» Exercise:
Copy, from the material below, each line where "identification" shows up.

== Records for processing ==

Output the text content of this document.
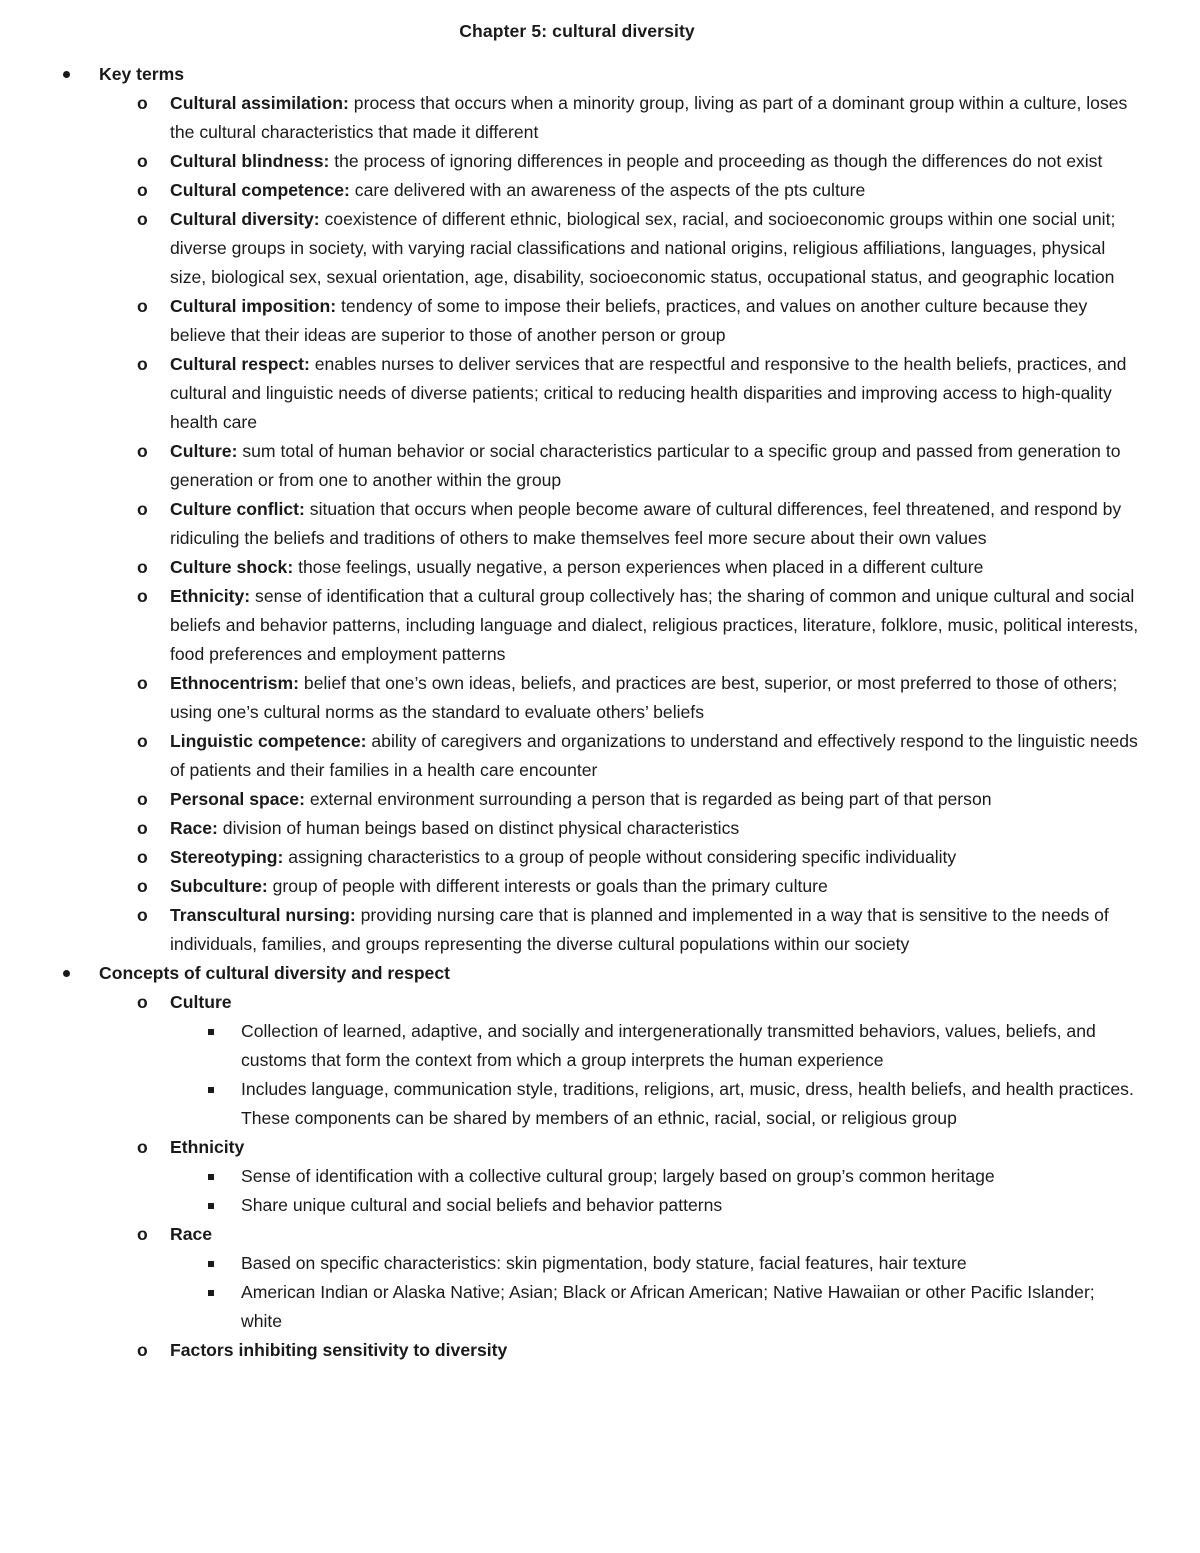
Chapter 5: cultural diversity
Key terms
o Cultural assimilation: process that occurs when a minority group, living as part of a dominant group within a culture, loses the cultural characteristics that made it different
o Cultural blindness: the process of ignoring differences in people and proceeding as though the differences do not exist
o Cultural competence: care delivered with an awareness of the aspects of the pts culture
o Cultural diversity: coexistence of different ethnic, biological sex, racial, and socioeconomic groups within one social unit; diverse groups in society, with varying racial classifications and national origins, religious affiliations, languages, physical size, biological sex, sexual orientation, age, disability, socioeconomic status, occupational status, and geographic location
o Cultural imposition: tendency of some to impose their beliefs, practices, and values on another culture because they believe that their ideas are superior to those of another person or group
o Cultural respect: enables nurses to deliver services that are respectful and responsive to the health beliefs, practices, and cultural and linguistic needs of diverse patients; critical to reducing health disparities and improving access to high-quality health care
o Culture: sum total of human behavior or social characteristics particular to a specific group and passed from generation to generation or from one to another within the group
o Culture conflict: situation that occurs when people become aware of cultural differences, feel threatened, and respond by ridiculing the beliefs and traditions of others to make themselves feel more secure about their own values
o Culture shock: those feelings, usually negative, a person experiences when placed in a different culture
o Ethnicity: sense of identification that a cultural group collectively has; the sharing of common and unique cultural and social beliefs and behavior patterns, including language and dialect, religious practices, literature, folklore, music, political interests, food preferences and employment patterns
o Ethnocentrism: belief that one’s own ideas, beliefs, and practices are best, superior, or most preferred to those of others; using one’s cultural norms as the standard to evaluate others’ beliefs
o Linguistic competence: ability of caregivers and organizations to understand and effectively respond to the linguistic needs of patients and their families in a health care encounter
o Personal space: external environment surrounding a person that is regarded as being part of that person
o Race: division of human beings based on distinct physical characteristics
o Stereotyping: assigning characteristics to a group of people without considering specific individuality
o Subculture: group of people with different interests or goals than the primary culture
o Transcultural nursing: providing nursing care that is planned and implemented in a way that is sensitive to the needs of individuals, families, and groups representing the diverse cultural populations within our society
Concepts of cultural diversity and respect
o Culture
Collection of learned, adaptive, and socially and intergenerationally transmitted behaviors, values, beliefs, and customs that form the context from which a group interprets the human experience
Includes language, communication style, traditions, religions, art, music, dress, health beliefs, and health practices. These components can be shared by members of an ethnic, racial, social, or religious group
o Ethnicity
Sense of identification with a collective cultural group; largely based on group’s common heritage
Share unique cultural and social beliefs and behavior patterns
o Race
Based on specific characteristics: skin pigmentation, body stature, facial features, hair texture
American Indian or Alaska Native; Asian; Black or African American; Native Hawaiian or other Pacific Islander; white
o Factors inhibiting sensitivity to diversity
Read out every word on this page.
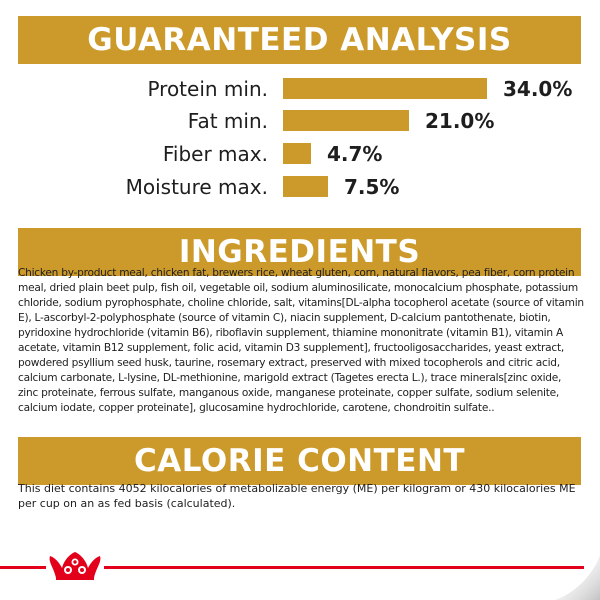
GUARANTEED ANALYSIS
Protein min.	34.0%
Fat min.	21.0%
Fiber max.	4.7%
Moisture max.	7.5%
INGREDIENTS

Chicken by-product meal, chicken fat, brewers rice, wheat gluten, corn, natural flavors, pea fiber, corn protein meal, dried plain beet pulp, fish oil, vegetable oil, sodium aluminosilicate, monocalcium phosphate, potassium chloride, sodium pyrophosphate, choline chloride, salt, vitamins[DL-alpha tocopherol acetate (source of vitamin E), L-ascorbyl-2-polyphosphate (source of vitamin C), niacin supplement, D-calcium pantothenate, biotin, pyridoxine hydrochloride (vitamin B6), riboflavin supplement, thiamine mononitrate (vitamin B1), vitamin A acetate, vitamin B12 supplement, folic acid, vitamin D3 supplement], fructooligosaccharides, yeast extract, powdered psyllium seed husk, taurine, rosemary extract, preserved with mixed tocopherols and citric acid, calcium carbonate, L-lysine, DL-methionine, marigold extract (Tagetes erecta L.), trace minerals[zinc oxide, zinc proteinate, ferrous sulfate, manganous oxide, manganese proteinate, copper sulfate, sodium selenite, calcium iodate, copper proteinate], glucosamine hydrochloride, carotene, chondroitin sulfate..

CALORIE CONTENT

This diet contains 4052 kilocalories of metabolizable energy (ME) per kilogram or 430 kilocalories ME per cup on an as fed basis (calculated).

===

» Exercise result:
o Ethnicity: sense of identification that a cultural group collectively has; the sharing of common and unique cultural and social beliefs and behavior patterns, including language and dialect, religious practices, literature, folklore, music, political interests, food preferences and employment patterns
Sense of identification with a collective cultural group; largely based on group’s common heritage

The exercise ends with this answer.